Short problem —
Output every line of the data exactly as it appears.

Supplied entries —
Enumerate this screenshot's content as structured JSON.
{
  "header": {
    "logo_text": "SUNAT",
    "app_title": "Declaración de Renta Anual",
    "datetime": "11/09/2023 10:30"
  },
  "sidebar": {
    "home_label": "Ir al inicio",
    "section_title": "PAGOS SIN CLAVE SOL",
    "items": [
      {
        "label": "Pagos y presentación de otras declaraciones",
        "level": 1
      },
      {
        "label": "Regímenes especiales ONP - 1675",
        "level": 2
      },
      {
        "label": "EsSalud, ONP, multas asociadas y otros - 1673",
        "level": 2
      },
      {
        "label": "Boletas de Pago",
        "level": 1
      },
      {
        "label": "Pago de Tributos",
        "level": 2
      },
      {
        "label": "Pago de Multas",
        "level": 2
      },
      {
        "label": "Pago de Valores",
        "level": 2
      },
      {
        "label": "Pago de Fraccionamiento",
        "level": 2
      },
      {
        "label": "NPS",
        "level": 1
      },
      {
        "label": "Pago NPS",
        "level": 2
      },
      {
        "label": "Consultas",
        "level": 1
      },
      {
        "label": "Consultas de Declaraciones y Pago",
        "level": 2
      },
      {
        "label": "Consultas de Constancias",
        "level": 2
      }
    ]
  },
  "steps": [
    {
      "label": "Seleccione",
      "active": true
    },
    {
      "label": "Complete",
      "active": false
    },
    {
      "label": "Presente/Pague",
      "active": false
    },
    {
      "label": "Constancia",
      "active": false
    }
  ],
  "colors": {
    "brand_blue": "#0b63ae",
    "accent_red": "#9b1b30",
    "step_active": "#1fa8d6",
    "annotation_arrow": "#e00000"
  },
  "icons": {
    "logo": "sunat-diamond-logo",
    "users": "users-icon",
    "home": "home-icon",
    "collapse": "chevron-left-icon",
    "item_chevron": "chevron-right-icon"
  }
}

Result for this task —
Enumerate this screenshot's content as structured JSON.
{
  "header": {
    "logo_text": "SUNAT",
    "app_title": "Declaración de Renta Anual",
    "datetime": "11/09/2023 10:30"
  },
  "sidebar": {
    "home_label": "Ir al inicio",
    "section_title": "PAGOS SIN CLAVE SOL",
    "items": [
      {
        "label": "Pagos y presentación de otras declaraciones",
        "level": 1
      },
      {
        "label": "Regímenes especiales ONP - 1675",
        "level": 2
      },
      {
        "label": "EsSalud, ONP, multas asociadas y otros - 1673",
        "level": 2
      },
      {
        "label": "Boletas de Pago",
        "level": 1
      },
      {
        "label": "Pago de Tributos",
        "level": 2
      },
      {
        "label": "Pago de Multas",
        "level": 2
      },
      {
        "label": "Pago de Valores",
        "level": 2
      },
      {
        "label": "Pago de Fraccionamiento",
        "level": 2
      },
      {
        "label": "NPS",
        "level": 1
      },
      {
        "label": "Pago NPS",
        "level": 2
      },
      {
        "label": "Consultas",
        "level": 1
      },
      {
        "label": "Consultas de Declaraciones y Pago",
        "level": 2
      },
      {
        "label": "Consultas de Constancias",
        "level": 2
      }
    ]
  },
  "steps": [
    {
      "label": "Seleccione",
      "active": true
    },
    {
      "label": "Complete",
      "active": false
    },
    {
      "label": "Presente/Pague",
      "active": false
    },
    {
      "label": "Constancia",
      "active": false
    }
  ],
  "colors": {
    "brand_blue": "#0b63ae",
    "accent_red": "#9b1b30",
    "step_active": "#1fa8d6",
    "annotation_arrow": "#e00000"
  },
  "icons": {
    "logo": "sunat-diamond-logo",
    "users": "users-icon",
    "home": "home-icon",
    "collapse": "chevron-left-icon",
    "item_chevron": "chevron-right-icon"
  }
}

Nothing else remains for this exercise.